**Task details**
Gather all lines in the data that hold the string "this".

**Listing**
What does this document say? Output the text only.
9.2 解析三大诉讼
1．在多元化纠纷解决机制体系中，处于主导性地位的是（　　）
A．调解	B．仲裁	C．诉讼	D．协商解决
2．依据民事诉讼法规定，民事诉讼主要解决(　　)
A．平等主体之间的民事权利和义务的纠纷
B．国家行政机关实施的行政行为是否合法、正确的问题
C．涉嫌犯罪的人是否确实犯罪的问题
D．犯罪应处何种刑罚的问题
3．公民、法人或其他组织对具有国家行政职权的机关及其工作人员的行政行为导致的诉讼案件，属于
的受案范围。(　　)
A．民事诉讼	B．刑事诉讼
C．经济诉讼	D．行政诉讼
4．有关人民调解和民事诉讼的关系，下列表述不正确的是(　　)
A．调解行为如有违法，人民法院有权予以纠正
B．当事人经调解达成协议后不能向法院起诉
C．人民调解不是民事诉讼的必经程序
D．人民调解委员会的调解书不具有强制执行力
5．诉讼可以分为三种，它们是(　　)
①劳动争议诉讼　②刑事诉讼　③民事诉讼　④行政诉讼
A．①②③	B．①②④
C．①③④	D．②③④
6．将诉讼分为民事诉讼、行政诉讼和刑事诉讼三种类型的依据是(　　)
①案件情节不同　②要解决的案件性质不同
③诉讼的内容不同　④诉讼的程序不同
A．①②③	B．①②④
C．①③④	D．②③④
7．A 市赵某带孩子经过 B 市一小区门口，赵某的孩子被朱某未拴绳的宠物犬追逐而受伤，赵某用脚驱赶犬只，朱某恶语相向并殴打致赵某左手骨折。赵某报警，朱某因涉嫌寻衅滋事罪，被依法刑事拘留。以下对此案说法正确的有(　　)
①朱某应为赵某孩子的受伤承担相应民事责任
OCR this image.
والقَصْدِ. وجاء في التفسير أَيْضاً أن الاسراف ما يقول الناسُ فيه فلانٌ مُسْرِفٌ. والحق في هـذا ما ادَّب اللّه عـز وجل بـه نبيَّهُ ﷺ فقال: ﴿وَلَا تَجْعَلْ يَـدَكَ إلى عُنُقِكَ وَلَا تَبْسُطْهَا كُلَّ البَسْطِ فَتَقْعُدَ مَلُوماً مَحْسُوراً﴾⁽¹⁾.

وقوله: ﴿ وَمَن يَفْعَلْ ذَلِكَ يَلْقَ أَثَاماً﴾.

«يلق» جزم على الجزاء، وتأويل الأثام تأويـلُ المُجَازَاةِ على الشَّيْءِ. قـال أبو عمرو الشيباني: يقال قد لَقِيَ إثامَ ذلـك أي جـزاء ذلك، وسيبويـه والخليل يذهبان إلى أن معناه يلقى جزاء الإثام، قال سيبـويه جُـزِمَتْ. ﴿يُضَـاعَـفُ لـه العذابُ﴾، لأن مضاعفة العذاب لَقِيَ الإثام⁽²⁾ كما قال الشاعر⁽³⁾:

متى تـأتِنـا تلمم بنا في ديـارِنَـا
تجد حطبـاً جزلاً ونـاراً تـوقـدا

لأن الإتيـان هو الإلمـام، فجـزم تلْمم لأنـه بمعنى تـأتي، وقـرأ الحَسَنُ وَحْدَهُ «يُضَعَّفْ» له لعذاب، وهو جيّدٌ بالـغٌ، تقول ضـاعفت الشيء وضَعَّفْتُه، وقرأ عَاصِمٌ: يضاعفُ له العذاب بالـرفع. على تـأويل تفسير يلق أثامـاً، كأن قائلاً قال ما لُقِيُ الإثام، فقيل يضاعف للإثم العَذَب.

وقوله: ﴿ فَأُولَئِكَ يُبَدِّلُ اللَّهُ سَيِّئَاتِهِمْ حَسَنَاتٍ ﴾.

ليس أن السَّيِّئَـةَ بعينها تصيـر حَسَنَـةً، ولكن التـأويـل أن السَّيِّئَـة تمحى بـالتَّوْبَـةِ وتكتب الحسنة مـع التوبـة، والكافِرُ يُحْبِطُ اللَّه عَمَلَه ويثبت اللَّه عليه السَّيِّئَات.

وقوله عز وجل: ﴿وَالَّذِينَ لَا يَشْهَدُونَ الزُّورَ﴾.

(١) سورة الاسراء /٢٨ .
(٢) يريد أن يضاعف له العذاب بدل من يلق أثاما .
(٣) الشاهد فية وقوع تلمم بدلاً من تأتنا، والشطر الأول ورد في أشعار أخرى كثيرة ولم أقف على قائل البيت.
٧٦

**Response below**
What does this document say? Output the text only.
OCR this image.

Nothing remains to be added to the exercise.